» **Written instruction**: Return the records exactly as they are.

Data records:
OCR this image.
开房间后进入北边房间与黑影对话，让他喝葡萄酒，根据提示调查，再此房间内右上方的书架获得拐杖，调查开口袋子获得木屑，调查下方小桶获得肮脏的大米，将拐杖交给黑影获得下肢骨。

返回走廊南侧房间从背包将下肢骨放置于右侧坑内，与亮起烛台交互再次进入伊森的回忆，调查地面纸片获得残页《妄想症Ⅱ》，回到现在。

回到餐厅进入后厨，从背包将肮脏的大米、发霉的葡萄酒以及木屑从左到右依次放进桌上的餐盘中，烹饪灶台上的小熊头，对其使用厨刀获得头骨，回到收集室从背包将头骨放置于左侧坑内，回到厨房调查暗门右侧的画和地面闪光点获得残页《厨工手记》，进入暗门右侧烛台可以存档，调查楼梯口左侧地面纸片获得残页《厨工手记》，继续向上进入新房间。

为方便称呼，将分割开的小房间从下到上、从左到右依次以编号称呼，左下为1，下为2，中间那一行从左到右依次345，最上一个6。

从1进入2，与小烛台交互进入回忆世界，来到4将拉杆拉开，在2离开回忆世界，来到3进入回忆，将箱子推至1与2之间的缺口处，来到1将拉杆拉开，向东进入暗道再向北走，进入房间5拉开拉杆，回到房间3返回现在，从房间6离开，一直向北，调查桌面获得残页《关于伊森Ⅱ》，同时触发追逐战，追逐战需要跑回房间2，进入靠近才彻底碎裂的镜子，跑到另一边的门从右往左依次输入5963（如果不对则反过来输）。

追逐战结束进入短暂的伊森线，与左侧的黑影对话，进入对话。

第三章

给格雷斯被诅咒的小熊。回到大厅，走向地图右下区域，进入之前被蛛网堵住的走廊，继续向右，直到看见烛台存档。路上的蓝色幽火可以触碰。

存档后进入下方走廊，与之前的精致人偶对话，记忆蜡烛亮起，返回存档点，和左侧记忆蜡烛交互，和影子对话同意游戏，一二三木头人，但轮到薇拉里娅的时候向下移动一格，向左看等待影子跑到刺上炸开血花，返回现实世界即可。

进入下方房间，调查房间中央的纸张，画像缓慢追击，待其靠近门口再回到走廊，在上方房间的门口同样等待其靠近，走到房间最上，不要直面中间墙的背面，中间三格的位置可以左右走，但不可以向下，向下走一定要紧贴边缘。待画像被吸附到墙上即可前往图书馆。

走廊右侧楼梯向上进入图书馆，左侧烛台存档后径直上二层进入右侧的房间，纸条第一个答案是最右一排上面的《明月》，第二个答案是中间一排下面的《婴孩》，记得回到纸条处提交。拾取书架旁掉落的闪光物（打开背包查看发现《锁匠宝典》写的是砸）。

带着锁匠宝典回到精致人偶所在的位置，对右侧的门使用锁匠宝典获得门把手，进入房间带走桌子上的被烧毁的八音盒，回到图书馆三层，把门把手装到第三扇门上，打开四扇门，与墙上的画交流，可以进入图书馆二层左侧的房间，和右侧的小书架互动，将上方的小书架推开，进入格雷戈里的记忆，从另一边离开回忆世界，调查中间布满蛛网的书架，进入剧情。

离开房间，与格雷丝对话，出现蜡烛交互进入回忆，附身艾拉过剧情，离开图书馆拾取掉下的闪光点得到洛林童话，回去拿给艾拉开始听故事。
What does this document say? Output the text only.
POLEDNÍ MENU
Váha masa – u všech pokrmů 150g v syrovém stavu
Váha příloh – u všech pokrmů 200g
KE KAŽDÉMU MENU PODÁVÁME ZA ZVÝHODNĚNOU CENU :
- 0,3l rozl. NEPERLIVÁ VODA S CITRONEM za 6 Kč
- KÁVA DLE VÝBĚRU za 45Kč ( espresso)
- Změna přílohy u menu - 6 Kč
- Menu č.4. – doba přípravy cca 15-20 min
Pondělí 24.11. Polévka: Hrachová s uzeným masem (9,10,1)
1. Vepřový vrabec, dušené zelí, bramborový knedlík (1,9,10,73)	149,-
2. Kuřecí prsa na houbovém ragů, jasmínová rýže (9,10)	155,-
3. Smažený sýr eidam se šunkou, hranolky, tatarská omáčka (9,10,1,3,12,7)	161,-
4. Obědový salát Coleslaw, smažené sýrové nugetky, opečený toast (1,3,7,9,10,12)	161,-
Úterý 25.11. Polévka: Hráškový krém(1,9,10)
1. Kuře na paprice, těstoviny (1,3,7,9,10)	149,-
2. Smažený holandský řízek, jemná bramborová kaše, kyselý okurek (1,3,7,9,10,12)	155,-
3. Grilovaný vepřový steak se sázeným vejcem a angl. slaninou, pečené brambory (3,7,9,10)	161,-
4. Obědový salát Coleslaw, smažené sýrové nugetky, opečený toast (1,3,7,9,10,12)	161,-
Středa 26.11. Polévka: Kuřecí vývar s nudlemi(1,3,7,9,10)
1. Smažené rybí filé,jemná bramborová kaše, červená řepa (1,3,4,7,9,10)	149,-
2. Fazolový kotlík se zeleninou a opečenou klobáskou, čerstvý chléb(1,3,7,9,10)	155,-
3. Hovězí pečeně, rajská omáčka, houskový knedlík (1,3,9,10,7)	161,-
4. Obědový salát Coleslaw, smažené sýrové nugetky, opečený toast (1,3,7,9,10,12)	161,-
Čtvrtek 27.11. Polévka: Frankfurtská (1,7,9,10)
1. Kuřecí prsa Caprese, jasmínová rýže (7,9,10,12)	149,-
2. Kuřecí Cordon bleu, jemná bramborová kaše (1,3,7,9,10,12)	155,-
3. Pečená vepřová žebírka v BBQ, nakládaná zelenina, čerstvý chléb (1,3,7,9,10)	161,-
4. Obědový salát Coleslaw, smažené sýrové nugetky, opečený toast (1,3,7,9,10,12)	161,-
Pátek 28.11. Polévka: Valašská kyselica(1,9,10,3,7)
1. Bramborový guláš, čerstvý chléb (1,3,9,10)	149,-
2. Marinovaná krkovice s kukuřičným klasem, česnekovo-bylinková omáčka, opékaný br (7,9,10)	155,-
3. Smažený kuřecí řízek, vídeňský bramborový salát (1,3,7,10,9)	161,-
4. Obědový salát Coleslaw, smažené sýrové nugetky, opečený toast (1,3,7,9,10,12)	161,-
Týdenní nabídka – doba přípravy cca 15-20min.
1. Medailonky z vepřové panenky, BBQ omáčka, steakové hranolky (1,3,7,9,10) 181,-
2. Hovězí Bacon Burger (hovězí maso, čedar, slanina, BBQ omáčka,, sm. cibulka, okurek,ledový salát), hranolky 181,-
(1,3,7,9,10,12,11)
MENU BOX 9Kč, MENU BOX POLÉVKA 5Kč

» **Written solution**:
OCR this image.
开房间后进入北边房间与黑影对话，让他喝葡萄酒，根据提示调查，再此房间内右上方的书架获得拐杖，调查开口袋子获得木屑，调查下方小桶获得肮脏的大米，将拐杖交给黑影获得下肢骨。

返回走廊南侧房间从背包将下肢骨放置于右侧坑内，与亮起烛台交互再次进入伊森的回忆，调查地面纸片获得残页《妄想症Ⅱ》，回到现在。

回到餐厅进入后厨，从背包将肮脏的大米、发霉的葡萄酒以及木屑从左到右依次放进桌上的餐盘中，烹饪灶台上的小熊头，对其使用厨刀获得头骨，回到收集室从背包将头骨放置于左侧坑内，回到厨房调查暗门右侧的画和地面闪光点获得残页《厨工手记》，进入暗门右侧烛台可以存档，调查楼梯口左侧地面纸片获得残页《厨工手记》，继续向上进入新房间。

为方便称呼，将分割开的小房间从下到上、从左到右依次以编号称呼，左下为1，下为2，中间那一行从左到右依次345，最上一个6。

从1进入2，与小烛台交互进入回忆世界，来到4将拉杆拉开，在2离开回忆世界，来到3进入回忆，将箱子推至1与2之间的缺口处，来到1将拉杆拉开，向东进入暗道再向北走，进入房间5拉开拉杆，回到房间3返回现在，从房间6离开，一直向北，调查桌面获得残页《关于伊森Ⅱ》，同时触发追逐战，追逐战需要跑回房间2，进入靠近才彻底碎裂的镜子，跑到另一边的门从右往左依次输入5963（如果不对则反过来输）。

追逐战结束进入短暂的伊森线，与左侧的黑影对话，进入对话。

第三章

给格雷斯被诅咒的小熊。回到大厅，走向地图右下区域，进入之前被蛛网堵住的走廊，继续向右，直到看见烛台存档。路上的蓝色幽火可以触碰。

存档后进入下方走廊，与之前的精致人偶对话，记忆蜡烛亮起，返回存档点，和左侧记忆蜡烛交互，和影子对话同意游戏，一二三木头人，但轮到薇拉里娅的时候向下移动一格，向左看等待影子跑到刺上炸开血花，返回现实世界即可。

进入下方房间，调查房间中央的纸张，画像缓慢追击，待其靠近门口再回到走廊，在上方房间的门口同样等待其靠近，走到房间最上，不要直面中间墙的背面，中间三格的位置可以左右走，但不可以向下，向下走一定要紧贴边缘。待画像被吸附到墙上即可前往图书馆。

走廊右侧楼梯向上进入图书馆，左侧烛台存档后径直上二层进入右侧的房间，纸条第一个答案是最右一排上面的《明月》，第二个答案是中间一排下面的《婴孩》，记得回到纸条处提交。拾取书架旁掉落的闪光物（打开背包查看发现《锁匠宝典》写的是砸）。

带着锁匠宝典回到精致人偶所在的位置，对右侧的门使用锁匠宝典获得门把手，进入房间带走桌子上的被烧毁的八音盒，回到图书馆三层，把门把手装到第三扇门上，打开四扇门，与墙上的画交流，可以进入图书馆二层左侧的房间，和右侧的小书架互动，将上方的小书架推开，进入格雷戈里的记忆，从另一边离开回忆世界，调查中间布满蛛网的书架，进入剧情。

离开房间，与格雷丝对话，出现蜡烛交互进入回忆，附身艾拉过剧情，离开图书馆拾取掉下的闪光点得到洛林童话，回去拿给艾拉开始听故事。
What does this document say? Output the text only.
POLEDNÍ MENU
Váha masa – u všech pokrmů 150g v syrovém stavu
Váha příloh – u všech pokrmů 200g
KE KAŽDÉMU MENU PODÁVÁME ZA ZVÝHODNĚNOU CENU :
- 0,3l rozl. NEPERLIVÁ VODA S CITRONEM za 6 Kč
- KÁVA DLE VÝBĚRU za 45Kč ( espresso)
- Změna přílohy u menu - 6 Kč
- Menu č.4. – doba přípravy cca 15-20 min
Pondělí 24.11. Polévka: Hrachová s uzeným masem (9,10,1)
1. Vepřový vrabec, dušené zelí, bramborový knedlík (1,9,10,73)	149,-
2. Kuřecí prsa na houbovém ragů, jasmínová rýže (9,10)	155,-
3. Smažený sýr eidam se šunkou, hranolky, tatarská omáčka (9,10,1,3,12,7)	161,-
4. Obědový salát Coleslaw, smažené sýrové nugetky, opečený toast (1,3,7,9,10,12)	161,-
Úterý 25.11. Polévka: Hráškový krém(1,9,10)
1. Kuře na paprice, těstoviny (1,3,7,9,10)	149,-
2. Smažený holandský řízek, jemná bramborová kaše, kyselý okurek (1,3,7,9,10,12)	155,-
3. Grilovaný vepřový steak se sázeným vejcem a angl. slaninou, pečené brambory (3,7,9,10)	161,-
4. Obědový salát Coleslaw, smažené sýrové nugetky, opečený toast (1,3,7,9,10,12)	161,-
Středa 26.11. Polévka: Kuřecí vývar s nudlemi(1,3,7,9,10)
1. Smažené rybí filé,jemná bramborová kaše, červená řepa (1,3,4,7,9,10)	149,-
2. Fazolový kotlík se zeleninou a opečenou klobáskou, čerstvý chléb(1,3,7,9,10)	155,-
3. Hovězí pečeně, rajská omáčka, houskový knedlík (1,3,9,10,7)	161,-
4. Obědový salát Coleslaw, smažené sýrové nugetky, opečený toast (1,3,7,9,10,12)	161,-
Čtvrtek 27.11. Polévka: Frankfurtská (1,7,9,10)
1. Kuřecí prsa Caprese, jasmínová rýže (7,9,10,12)	149,-
2. Kuřecí Cordon bleu, jemná bramborová kaše (1,3,7,9,10,12)	155,-
3. Pečená vepřová žebírka v BBQ, nakládaná zelenina, čerstvý chléb (1,3,7,9,10)	161,-
4. Obědový salát Coleslaw, smažené sýrové nugetky, opečený toast (1,3,7,9,10,12)	161,-
Pátek 28.11. Polévka: Valašská kyselica(1,9,10,3,7)
1. Bramborový guláš, čerstvý chléb (1,3,9,10)	149,-
2. Marinovaná krkovice s kukuřičným klasem, česnekovo-bylinková omáčka, opékaný br (7,9,10)	155,-
3. Smažený kuřecí řízek, vídeňský bramborový salát (1,3,7,10,9)	161,-
4. Obědový salát Coleslaw, smažené sýrové nugetky, opečený toast (1,3,7,9,10,12)	161,-
Týdenní nabídka – doba přípravy cca 15-20min.
1. Medailonky z vepřové panenky, BBQ omáčka, steakové hranolky (1,3,7,9,10) 181,-
2. Hovězí Bacon Burger (hovězí maso, čedar, slanina, BBQ omáčka,, sm. cibulka, okurek,ledový salát), hranolky 181,-
(1,3,7,9,10,12,11)
MENU BOX 9Kč, MENU BOX POLÉVKA 5Kč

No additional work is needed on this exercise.